▶ Exercise details:
Read the listing and extract each line that includes the word "Photograph".

**** Supplied records ****

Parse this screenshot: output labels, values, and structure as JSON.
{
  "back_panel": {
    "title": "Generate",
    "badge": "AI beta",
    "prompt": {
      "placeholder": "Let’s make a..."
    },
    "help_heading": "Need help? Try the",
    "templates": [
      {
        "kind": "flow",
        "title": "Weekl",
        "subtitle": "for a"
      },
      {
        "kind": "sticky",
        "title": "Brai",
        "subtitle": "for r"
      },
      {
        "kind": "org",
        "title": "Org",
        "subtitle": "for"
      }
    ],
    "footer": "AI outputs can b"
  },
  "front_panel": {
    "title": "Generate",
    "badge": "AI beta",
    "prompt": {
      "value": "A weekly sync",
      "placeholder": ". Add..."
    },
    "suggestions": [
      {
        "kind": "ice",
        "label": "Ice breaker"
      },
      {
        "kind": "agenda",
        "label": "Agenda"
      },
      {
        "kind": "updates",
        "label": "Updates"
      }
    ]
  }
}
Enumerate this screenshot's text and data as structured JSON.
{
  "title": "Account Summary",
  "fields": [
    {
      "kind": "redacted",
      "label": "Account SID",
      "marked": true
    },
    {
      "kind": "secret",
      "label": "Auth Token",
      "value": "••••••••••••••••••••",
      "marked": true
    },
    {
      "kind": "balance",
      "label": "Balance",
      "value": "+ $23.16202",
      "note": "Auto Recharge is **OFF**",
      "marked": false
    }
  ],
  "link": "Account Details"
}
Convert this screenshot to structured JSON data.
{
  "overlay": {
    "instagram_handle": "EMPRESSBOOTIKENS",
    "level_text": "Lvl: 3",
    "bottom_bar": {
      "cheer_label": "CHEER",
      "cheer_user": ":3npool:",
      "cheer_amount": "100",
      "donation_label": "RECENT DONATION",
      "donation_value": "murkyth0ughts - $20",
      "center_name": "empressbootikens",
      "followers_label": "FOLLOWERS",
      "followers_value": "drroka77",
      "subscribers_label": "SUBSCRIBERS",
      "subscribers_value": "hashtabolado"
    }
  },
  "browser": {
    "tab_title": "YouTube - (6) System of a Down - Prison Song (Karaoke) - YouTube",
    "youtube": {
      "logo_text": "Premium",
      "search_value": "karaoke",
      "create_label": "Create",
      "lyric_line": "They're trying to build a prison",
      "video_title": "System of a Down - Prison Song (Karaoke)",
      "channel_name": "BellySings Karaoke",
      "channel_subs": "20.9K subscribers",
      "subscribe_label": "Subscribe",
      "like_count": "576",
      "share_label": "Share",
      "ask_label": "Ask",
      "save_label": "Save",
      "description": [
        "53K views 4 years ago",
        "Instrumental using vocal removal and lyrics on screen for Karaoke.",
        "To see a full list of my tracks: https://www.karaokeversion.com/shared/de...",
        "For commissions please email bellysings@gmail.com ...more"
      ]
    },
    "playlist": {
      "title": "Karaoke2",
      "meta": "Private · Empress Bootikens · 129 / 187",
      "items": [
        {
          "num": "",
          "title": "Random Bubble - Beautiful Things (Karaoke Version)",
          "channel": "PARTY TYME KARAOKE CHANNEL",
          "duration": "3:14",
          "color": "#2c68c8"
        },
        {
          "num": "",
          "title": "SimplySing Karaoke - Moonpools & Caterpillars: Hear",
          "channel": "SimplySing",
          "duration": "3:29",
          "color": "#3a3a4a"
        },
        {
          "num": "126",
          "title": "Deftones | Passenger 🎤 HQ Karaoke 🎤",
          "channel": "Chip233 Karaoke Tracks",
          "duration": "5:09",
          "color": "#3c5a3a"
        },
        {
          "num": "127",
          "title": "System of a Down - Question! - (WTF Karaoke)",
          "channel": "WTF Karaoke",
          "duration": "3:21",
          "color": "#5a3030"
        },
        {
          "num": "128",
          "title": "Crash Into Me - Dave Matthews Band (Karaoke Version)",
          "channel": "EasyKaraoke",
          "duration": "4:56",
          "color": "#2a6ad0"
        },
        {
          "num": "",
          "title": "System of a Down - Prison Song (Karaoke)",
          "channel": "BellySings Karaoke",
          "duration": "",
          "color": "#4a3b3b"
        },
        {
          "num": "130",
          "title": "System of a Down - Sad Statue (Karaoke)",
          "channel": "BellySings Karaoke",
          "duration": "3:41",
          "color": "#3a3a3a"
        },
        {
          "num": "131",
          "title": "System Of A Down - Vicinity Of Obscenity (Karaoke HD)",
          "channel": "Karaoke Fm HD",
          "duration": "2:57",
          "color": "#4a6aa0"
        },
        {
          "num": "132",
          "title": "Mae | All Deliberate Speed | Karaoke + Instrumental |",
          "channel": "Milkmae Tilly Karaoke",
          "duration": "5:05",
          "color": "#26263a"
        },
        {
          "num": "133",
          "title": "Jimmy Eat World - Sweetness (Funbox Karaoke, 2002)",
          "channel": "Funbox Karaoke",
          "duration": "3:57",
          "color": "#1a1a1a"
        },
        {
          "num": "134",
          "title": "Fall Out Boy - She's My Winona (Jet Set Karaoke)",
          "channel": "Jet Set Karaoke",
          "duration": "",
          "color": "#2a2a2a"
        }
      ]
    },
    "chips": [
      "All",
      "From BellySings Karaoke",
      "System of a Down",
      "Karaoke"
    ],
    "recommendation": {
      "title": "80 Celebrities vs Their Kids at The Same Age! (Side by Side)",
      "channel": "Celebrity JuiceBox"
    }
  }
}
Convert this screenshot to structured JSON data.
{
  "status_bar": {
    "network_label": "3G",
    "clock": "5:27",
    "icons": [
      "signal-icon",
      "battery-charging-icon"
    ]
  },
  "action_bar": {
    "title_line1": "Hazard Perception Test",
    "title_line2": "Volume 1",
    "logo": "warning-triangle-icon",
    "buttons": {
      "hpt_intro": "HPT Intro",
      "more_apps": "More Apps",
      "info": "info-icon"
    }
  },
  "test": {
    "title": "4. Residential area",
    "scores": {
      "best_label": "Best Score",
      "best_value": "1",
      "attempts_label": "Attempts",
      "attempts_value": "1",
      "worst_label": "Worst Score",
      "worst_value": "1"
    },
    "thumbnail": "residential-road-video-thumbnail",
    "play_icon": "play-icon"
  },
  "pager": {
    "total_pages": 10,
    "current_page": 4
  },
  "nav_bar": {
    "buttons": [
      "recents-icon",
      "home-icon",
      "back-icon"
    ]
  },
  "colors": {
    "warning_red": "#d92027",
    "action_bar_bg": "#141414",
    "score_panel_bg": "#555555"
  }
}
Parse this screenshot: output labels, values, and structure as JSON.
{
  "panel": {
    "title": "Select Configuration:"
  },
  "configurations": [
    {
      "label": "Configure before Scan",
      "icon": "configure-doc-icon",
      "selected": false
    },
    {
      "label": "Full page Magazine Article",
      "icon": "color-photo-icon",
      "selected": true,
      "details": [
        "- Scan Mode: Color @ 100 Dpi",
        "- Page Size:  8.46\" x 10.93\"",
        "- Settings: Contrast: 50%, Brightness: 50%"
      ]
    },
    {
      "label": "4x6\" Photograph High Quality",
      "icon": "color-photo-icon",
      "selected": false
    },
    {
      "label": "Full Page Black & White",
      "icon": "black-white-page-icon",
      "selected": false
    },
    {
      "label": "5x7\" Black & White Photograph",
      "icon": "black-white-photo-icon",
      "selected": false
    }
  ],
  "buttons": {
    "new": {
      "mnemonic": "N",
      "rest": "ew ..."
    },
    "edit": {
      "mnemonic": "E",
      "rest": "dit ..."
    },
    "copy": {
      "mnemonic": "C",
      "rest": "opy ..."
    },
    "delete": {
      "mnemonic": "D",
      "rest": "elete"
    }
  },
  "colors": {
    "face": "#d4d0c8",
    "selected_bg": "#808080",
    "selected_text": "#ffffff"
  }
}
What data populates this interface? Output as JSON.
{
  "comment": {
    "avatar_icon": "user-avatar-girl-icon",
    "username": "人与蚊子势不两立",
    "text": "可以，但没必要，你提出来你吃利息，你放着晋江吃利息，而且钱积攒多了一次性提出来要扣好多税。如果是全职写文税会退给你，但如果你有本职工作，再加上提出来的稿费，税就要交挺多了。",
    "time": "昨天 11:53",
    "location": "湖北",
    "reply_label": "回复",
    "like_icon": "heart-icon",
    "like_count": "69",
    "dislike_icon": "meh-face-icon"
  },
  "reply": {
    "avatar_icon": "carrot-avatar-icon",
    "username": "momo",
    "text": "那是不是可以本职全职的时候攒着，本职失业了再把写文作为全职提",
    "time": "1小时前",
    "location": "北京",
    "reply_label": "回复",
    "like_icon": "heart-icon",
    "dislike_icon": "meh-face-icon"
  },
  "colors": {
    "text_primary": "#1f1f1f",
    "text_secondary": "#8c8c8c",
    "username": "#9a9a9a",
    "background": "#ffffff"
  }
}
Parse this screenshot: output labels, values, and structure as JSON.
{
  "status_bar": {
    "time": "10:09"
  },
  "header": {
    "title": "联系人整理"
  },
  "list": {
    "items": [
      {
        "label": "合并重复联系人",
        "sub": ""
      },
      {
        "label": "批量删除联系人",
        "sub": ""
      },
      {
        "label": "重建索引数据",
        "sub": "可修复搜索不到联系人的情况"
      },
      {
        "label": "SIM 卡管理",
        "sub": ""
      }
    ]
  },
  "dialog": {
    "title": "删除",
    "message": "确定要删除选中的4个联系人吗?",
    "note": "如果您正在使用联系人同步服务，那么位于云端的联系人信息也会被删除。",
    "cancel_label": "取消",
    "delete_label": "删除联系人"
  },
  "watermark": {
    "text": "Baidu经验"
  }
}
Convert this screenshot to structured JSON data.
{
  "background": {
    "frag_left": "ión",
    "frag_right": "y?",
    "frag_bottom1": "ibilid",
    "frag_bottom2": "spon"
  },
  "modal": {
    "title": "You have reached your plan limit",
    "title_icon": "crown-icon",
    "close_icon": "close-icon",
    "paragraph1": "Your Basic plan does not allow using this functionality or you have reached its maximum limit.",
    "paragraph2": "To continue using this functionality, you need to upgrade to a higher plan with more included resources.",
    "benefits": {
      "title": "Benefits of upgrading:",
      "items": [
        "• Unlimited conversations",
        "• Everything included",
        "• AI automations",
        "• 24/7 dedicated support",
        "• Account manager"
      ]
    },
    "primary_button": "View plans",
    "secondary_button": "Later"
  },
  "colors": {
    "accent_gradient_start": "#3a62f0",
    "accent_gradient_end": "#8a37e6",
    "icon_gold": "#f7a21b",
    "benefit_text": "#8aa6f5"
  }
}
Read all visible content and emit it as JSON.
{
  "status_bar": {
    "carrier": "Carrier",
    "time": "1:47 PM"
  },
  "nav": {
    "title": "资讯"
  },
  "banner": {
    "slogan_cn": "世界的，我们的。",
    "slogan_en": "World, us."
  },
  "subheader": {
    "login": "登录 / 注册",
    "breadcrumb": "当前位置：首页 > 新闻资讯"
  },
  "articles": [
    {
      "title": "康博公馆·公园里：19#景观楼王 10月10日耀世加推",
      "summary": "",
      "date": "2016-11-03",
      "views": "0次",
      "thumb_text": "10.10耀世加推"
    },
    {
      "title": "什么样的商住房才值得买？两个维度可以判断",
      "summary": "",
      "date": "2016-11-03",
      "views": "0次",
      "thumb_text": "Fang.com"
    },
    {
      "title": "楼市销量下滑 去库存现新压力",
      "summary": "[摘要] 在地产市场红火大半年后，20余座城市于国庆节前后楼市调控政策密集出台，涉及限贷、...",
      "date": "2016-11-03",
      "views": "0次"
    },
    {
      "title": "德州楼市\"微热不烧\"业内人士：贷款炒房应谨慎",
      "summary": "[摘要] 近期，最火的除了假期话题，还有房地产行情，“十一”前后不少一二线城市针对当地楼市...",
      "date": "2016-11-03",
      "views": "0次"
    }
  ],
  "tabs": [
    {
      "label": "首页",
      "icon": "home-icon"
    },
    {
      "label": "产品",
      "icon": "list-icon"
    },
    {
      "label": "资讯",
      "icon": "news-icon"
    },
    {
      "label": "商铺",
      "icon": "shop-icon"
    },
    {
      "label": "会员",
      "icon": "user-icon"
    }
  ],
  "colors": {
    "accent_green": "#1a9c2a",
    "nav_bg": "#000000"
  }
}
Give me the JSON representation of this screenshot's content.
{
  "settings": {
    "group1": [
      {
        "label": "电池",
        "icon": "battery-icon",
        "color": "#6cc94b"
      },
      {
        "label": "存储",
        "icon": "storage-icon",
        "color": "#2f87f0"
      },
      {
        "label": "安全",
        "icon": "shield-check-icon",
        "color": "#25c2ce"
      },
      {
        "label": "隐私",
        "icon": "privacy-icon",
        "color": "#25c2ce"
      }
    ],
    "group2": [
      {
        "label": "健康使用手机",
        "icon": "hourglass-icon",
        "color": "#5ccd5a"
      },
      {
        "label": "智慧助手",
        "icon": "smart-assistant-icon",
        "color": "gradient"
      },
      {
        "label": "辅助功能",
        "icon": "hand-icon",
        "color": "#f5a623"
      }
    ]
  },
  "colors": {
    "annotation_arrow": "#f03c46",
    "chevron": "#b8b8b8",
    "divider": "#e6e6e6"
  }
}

****

▶ Task response:
      "label": "4x6\" Photograph High Quality",
      "label": "5x7\" Black & White Photograph",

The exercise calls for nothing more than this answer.